*Problem to solve*.
Nothing should be left out: output all of the entries exactly.

----

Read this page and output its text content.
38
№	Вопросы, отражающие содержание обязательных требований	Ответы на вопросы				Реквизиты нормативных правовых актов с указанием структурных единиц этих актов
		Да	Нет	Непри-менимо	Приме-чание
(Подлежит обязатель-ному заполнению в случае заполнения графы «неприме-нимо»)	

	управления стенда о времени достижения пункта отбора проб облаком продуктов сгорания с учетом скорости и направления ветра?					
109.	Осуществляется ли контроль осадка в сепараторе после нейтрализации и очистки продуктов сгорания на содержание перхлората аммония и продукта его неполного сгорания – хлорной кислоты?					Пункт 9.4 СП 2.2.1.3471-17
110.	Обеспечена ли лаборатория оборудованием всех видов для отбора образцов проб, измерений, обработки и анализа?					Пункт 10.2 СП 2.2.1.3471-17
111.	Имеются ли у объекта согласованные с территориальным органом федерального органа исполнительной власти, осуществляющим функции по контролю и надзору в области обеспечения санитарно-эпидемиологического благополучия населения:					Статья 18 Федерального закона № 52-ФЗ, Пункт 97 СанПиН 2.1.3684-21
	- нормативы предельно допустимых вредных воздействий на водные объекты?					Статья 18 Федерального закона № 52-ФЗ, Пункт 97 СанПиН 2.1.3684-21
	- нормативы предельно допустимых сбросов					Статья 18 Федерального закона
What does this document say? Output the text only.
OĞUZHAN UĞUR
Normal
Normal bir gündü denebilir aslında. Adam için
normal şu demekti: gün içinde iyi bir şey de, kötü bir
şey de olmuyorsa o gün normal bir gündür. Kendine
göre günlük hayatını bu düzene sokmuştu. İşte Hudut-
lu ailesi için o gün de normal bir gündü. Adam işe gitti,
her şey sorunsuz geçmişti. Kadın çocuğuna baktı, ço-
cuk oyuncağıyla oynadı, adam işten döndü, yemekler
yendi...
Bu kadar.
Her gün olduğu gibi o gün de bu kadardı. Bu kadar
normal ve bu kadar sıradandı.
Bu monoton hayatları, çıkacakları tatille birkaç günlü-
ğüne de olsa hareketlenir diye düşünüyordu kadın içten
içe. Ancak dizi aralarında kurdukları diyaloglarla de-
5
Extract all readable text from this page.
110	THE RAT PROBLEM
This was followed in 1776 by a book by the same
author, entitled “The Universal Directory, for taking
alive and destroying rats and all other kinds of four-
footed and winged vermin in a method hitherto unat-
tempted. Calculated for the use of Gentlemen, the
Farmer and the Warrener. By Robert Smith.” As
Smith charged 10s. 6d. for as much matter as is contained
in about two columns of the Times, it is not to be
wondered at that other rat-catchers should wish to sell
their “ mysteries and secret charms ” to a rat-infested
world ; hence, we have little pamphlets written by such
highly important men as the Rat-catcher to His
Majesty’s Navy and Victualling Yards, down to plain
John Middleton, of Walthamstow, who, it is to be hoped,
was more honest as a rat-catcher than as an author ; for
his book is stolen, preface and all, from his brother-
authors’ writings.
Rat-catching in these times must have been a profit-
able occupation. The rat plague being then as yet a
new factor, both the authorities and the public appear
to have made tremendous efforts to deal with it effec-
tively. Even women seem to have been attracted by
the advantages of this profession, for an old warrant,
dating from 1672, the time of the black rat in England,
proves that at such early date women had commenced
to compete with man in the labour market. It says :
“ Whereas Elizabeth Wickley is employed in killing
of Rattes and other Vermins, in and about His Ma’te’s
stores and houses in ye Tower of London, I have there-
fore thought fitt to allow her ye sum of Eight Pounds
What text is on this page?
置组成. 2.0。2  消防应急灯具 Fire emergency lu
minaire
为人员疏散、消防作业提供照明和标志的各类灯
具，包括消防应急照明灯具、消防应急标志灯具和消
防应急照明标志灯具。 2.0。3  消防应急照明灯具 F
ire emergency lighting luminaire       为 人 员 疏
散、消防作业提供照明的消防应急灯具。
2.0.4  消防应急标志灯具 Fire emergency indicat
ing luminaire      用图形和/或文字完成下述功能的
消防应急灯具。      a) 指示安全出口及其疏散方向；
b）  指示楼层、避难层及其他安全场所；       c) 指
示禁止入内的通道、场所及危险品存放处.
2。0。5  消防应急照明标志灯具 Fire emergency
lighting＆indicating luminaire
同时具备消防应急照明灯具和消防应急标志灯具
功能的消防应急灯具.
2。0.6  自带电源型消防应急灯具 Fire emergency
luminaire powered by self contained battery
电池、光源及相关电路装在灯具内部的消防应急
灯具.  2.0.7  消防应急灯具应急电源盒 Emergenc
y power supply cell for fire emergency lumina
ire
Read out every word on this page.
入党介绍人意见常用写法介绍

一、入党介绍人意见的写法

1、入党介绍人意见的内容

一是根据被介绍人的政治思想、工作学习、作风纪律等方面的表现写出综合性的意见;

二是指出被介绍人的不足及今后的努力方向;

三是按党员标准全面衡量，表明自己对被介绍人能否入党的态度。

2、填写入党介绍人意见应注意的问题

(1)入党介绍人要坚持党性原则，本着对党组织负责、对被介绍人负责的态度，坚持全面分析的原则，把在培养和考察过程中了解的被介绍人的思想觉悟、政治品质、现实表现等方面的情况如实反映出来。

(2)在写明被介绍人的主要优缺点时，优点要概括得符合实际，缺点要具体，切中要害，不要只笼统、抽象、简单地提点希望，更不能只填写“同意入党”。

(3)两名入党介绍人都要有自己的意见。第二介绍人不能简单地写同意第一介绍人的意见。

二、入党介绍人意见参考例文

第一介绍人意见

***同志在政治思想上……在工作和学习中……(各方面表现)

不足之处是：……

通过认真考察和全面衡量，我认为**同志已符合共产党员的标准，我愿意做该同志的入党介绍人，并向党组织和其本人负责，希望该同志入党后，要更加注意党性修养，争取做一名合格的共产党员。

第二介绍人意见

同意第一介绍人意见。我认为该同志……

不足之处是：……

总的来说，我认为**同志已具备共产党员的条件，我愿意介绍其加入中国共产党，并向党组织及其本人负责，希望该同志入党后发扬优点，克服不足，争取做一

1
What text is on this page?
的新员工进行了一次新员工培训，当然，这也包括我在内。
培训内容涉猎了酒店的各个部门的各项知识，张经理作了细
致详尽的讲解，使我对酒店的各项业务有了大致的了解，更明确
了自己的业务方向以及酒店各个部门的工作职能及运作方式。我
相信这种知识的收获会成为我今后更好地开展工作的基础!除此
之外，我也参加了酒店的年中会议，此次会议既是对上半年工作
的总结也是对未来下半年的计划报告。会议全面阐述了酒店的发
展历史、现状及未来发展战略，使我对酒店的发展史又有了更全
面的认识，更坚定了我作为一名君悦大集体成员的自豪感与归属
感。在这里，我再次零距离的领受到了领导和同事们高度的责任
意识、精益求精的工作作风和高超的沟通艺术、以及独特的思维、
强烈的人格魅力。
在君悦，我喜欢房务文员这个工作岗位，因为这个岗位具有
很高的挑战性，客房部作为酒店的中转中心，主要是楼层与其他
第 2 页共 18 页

----

*Correct response*.
Read this page and output its text content.
38
№	Вопросы, отражающие содержание обязательных требований	Ответы на вопросы				Реквизиты нормативных правовых актов с указанием структурных единиц этих актов
		Да	Нет	Непри-менимо	Приме-чание
(Подлежит обязатель-ному заполнению в случае заполнения графы «неприме-нимо»)	

	управления стенда о времени достижения пункта отбора проб облаком продуктов сгорания с учетом скорости и направления ветра?					
109.	Осуществляется ли контроль осадка в сепараторе после нейтрализации и очистки продуктов сгорания на содержание перхлората аммония и продукта его неполного сгорания – хлорной кислоты?					Пункт 9.4 СП 2.2.1.3471-17
110.	Обеспечена ли лаборатория оборудованием всех видов для отбора образцов проб, измерений, обработки и анализа?					Пункт 10.2 СП 2.2.1.3471-17
111.	Имеются ли у объекта согласованные с территориальным органом федерального органа исполнительной власти, осуществляющим функции по контролю и надзору в области обеспечения санитарно-эпидемиологического благополучия населения:					Статья 18 Федерального закона № 52-ФЗ, Пункт 97 СанПиН 2.1.3684-21
	- нормативы предельно допустимых вредных воздействий на водные объекты?					Статья 18 Федерального закона № 52-ФЗ, Пункт 97 СанПиН 2.1.3684-21
	- нормативы предельно допустимых сбросов					Статья 18 Федерального закона
What does this document say? Output the text only.
OĞUZHAN UĞUR
Normal
Normal bir gündü denebilir aslında. Adam için
normal şu demekti: gün içinde iyi bir şey de, kötü bir
şey de olmuyorsa o gün normal bir gündür. Kendine
göre günlük hayatını bu düzene sokmuştu. İşte Hudut-
lu ailesi için o gün de normal bir gündü. Adam işe gitti,
her şey sorunsuz geçmişti. Kadın çocuğuna baktı, ço-
cuk oyuncağıyla oynadı, adam işten döndü, yemekler
yendi...
Bu kadar.
Her gün olduğu gibi o gün de bu kadardı. Bu kadar
normal ve bu kadar sıradandı.
Bu monoton hayatları, çıkacakları tatille birkaç günlü-
ğüne de olsa hareketlenir diye düşünüyordu kadın içten
içe. Ancak dizi aralarında kurdukları diyaloglarla de-
5
Extract all readable text from this page.
110	THE RAT PROBLEM
This was followed in 1776 by a book by the same
author, entitled “The Universal Directory, for taking
alive and destroying rats and all other kinds of four-
footed and winged vermin in a method hitherto unat-
tempted. Calculated for the use of Gentlemen, the
Farmer and the Warrener. By Robert Smith.” As
Smith charged 10s. 6d. for as much matter as is contained
in about two columns of the Times, it is not to be
wondered at that other rat-catchers should wish to sell
their “ mysteries and secret charms ” to a rat-infested
world ; hence, we have little pamphlets written by such
highly important men as the Rat-catcher to His
Majesty’s Navy and Victualling Yards, down to plain
John Middleton, of Walthamstow, who, it is to be hoped,
was more honest as a rat-catcher than as an author ; for
his book is stolen, preface and all, from his brother-
authors’ writings.
Rat-catching in these times must have been a profit-
able occupation. The rat plague being then as yet a
new factor, both the authorities and the public appear
to have made tremendous efforts to deal with it effec-
tively. Even women seem to have been attracted by
the advantages of this profession, for an old warrant,
dating from 1672, the time of the black rat in England,
proves that at such early date women had commenced
to compete with man in the labour market. It says :
“ Whereas Elizabeth Wickley is employed in killing
of Rattes and other Vermins, in and about His Ma’te’s
stores and houses in ye Tower of London, I have there-
fore thought fitt to allow her ye sum of Eight Pounds
What text is on this page?
置组成. 2.0。2  消防应急灯具 Fire emergency lu
minaire
为人员疏散、消防作业提供照明和标志的各类灯
具，包括消防应急照明灯具、消防应急标志灯具和消
防应急照明标志灯具。 2.0。3  消防应急照明灯具 F
ire emergency lighting luminaire       为 人 员 疏
散、消防作业提供照明的消防应急灯具。
2.0.4  消防应急标志灯具 Fire emergency indicat
ing luminaire      用图形和/或文字完成下述功能的
消防应急灯具。      a) 指示安全出口及其疏散方向；
b）  指示楼层、避难层及其他安全场所；       c) 指
示禁止入内的通道、场所及危险品存放处.
2。0。5  消防应急照明标志灯具 Fire emergency
lighting＆indicating luminaire
同时具备消防应急照明灯具和消防应急标志灯具
功能的消防应急灯具.
2。0.6  自带电源型消防应急灯具 Fire emergency
luminaire powered by self contained battery
电池、光源及相关电路装在灯具内部的消防应急
灯具.  2.0.7  消防应急灯具应急电源盒 Emergenc
y power supply cell for fire emergency lumina
ire
Read out every word on this page.
入党介绍人意见常用写法介绍

一、入党介绍人意见的写法

1、入党介绍人意见的内容

一是根据被介绍人的政治思想、工作学习、作风纪律等方面的表现写出综合性的意见;

二是指出被介绍人的不足及今后的努力方向;

三是按党员标准全面衡量，表明自己对被介绍人能否入党的态度。

2、填写入党介绍人意见应注意的问题

(1)入党介绍人要坚持党性原则，本着对党组织负责、对被介绍人负责的态度，坚持全面分析的原则，把在培养和考察过程中了解的被介绍人的思想觉悟、政治品质、现实表现等方面的情况如实反映出来。

(2)在写明被介绍人的主要优缺点时，优点要概括得符合实际，缺点要具体，切中要害，不要只笼统、抽象、简单地提点希望，更不能只填写“同意入党”。

(3)两名入党介绍人都要有自己的意见。第二介绍人不能简单地写同意第一介绍人的意见。

二、入党介绍人意见参考例文

第一介绍人意见

***同志在政治思想上……在工作和学习中……(各方面表现)

不足之处是：……

通过认真考察和全面衡量，我认为**同志已符合共产党员的标准，我愿意做该同志的入党介绍人，并向党组织和其本人负责，希望该同志入党后，要更加注意党性修养，争取做一名合格的共产党员。

第二介绍人意见

同意第一介绍人意见。我认为该同志……

不足之处是：……

总的来说，我认为**同志已具备共产党员的条件，我愿意介绍其加入中国共产党，并向党组织及其本人负责，希望该同志入党后发扬优点，克服不足，争取做一

1
What text is on this page?
的新员工进行了一次新员工培训，当然，这也包括我在内。
培训内容涉猎了酒店的各个部门的各项知识，张经理作了细
致详尽的讲解，使我对酒店的各项业务有了大致的了解，更明确
了自己的业务方向以及酒店各个部门的工作职能及运作方式。我
相信这种知识的收获会成为我今后更好地开展工作的基础!除此
之外，我也参加了酒店的年中会议，此次会议既是对上半年工作
的总结也是对未来下半年的计划报告。会议全面阐述了酒店的发
展历史、现状及未来发展战略，使我对酒店的发展史又有了更全
面的认识，更坚定了我作为一名君悦大集体成员的自豪感与归属
感。在这里，我再次零距离的领受到了领导和同事们高度的责任
意识、精益求精的工作作风和高超的沟通艺术、以及独特的思维、
强烈的人格魅力。
在君悦，我喜欢房务文员这个工作岗位，因为这个岗位具有
很高的挑战性，客房部作为酒店的中转中心，主要是楼层与其他
第 2 页共 18 页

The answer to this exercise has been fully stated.